§ REQUIRED WORK: Work through the data line by line, gathering every line that has the word "this".

§ DATA SHOWN:
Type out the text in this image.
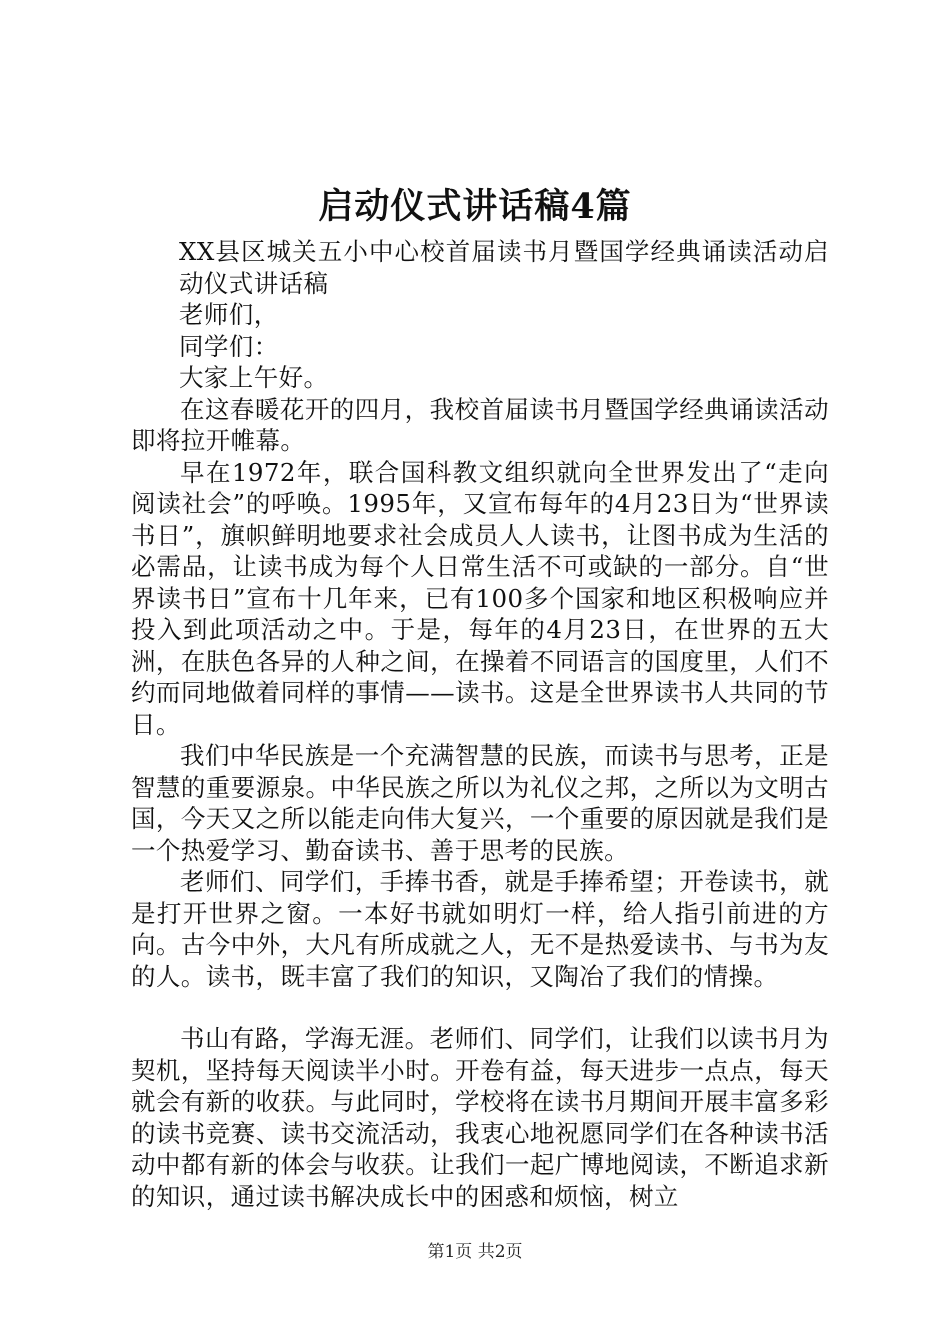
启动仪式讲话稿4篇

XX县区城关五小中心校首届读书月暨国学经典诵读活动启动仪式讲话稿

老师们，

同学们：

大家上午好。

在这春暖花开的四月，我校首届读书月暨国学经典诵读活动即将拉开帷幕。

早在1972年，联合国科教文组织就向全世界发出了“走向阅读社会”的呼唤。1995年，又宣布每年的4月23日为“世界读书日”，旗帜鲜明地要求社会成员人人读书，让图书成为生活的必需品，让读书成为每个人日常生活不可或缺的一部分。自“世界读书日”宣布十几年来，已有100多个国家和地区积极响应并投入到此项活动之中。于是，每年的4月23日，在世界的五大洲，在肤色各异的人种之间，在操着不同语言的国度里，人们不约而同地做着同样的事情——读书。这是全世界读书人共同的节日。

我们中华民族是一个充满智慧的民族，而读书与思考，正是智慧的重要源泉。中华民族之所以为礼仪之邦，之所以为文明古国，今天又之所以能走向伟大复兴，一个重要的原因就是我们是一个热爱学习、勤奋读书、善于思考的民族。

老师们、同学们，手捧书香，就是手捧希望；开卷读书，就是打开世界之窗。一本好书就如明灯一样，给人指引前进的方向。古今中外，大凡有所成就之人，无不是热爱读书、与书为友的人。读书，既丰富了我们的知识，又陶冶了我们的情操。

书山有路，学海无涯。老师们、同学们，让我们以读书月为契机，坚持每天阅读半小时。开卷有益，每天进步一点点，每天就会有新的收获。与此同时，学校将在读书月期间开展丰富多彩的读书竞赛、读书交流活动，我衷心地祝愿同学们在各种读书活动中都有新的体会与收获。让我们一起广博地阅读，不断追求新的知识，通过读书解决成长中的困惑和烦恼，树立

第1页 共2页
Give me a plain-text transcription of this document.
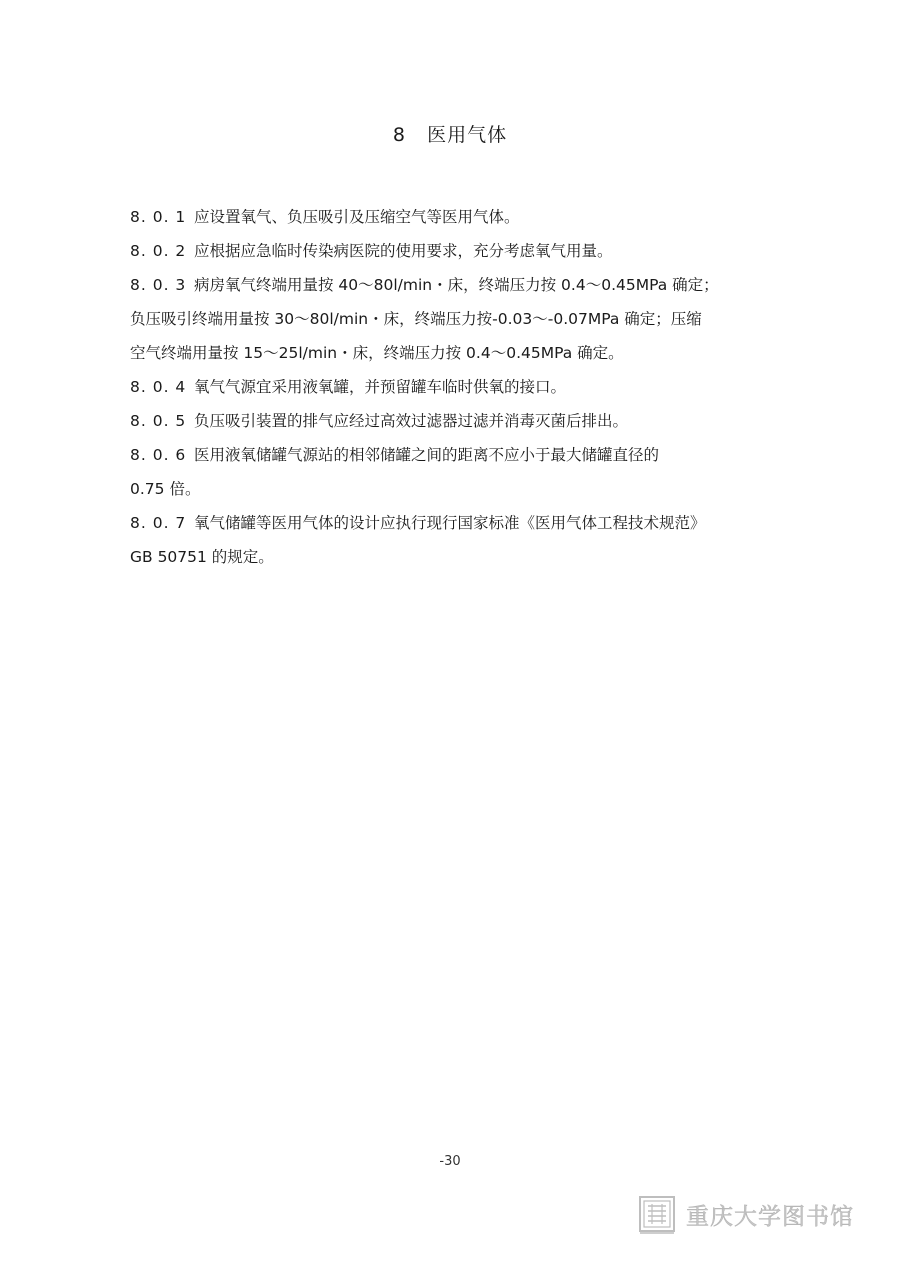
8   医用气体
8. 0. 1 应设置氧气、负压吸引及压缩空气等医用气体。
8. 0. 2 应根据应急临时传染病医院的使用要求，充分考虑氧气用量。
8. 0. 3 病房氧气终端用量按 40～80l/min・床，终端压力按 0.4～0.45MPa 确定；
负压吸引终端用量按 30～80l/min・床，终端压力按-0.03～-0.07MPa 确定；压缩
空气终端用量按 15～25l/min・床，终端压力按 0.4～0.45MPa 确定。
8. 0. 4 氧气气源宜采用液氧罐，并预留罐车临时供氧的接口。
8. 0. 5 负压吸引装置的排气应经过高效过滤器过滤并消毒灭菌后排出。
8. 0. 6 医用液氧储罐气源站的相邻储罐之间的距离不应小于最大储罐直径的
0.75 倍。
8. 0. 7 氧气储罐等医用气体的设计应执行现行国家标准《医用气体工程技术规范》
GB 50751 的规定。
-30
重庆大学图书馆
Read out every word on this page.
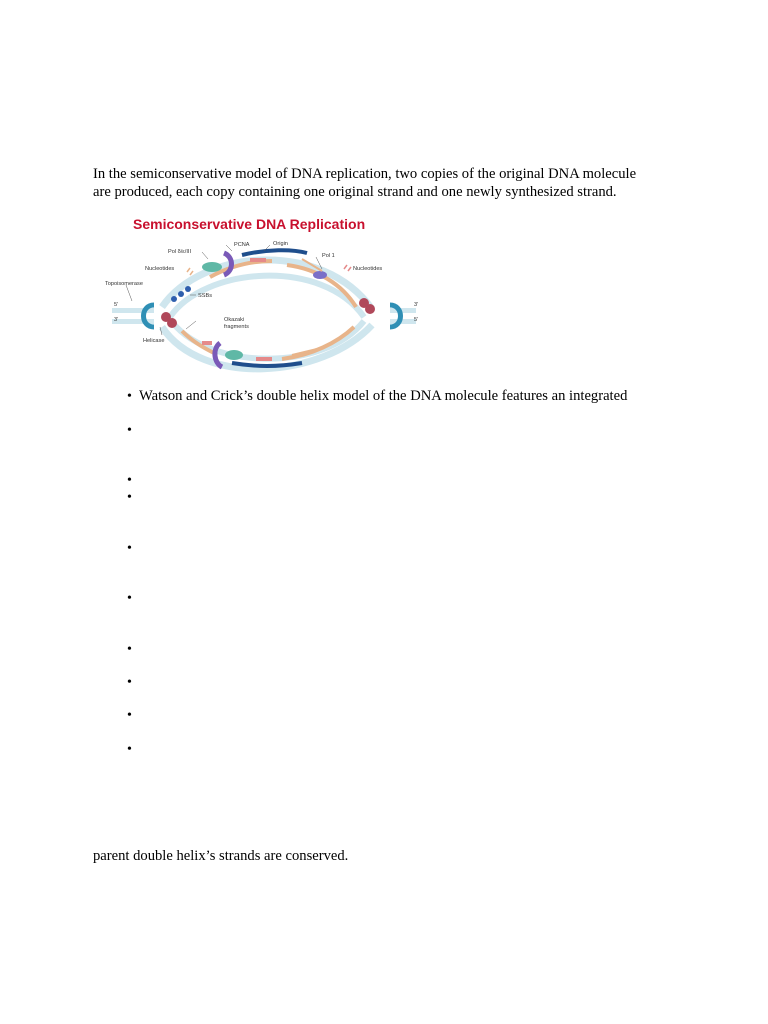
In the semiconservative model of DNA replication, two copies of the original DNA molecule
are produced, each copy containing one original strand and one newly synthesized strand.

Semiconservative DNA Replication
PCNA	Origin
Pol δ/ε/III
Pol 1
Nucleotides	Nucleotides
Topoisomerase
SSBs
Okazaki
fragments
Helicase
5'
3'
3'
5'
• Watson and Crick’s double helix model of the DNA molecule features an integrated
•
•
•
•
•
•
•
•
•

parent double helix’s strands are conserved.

§ TASK SOLUTION:
Type out the text in this image.
Give me a plain-text transcription of this document.
Read out every word on this page.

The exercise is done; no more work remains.